====== INPUT RECORDS ======

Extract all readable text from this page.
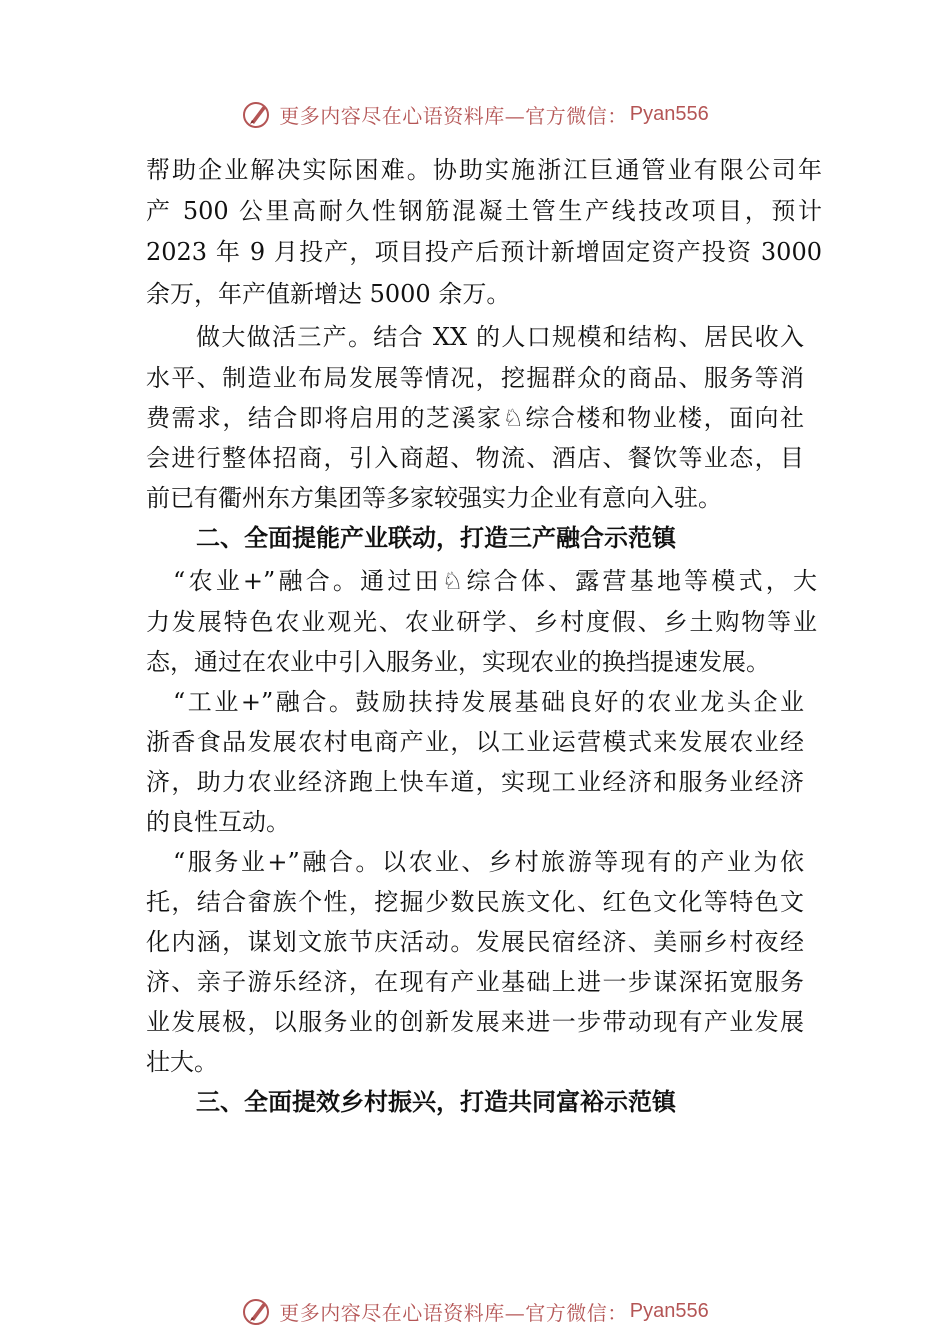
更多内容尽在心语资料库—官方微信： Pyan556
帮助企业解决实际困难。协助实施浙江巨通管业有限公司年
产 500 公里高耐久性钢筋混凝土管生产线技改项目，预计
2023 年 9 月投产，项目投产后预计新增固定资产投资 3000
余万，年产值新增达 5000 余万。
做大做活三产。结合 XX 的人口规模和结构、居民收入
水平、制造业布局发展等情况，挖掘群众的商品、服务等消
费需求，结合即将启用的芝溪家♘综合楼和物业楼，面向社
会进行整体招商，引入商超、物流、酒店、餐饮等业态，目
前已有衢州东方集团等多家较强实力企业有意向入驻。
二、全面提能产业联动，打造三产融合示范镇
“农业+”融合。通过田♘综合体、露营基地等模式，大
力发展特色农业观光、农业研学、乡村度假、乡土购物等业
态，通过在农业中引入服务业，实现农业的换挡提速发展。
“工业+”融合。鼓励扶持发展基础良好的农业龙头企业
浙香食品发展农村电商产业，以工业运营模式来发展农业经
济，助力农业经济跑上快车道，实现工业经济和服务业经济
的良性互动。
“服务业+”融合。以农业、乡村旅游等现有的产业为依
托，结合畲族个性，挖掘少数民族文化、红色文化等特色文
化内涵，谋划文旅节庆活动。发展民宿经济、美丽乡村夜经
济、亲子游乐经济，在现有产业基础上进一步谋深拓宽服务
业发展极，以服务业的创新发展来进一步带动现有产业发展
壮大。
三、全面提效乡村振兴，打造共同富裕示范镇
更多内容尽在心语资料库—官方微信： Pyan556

======

EXERCISE
Your copy of the data above should match it exactly, except that pictures are left out.

TASK RESPONSE
Extract all readable text from this page.
更多内容尽在心语资料库—官方微信： Pyan556
帮助企业解决实际困难。协助实施浙江巨通管业有限公司年
产 500 公里高耐久性钢筋混凝土管生产线技改项目，预计
2023 年 9 月投产，项目投产后预计新增固定资产投资 3000
余万，年产值新增达 5000 余万。
做大做活三产。结合 XX 的人口规模和结构、居民收入
水平、制造业布局发展等情况，挖掘群众的商品、服务等消
费需求，结合即将启用的芝溪家♘综合楼和物业楼，面向社
会进行整体招商，引入商超、物流、酒店、餐饮等业态，目
前已有衢州东方集团等多家较强实力企业有意向入驻。
二、全面提能产业联动，打造三产融合示范镇
“农业+”融合。通过田♘综合体、露营基地等模式，大
力发展特色农业观光、农业研学、乡村度假、乡土购物等业
态，通过在农业中引入服务业，实现农业的换挡提速发展。
“工业+”融合。鼓励扶持发展基础良好的农业龙头企业
浙香食品发展农村电商产业，以工业运营模式来发展农业经
济，助力农业经济跑上快车道，实现工业经济和服务业经济
的良性互动。
“服务业+”融合。以农业、乡村旅游等现有的产业为依
托，结合畲族个性，挖掘少数民族文化、红色文化等特色文
化内涵，谋划文旅节庆活动。发展民宿经济、美丽乡村夜经
济、亲子游乐经济，在现有产业基础上进一步谋深拓宽服务
业发展极，以服务业的创新发展来进一步带动现有产业发展
壮大。
三、全面提效乡村振兴，打造共同富裕示范镇
更多内容尽在心语资料库—官方微信： Pyan556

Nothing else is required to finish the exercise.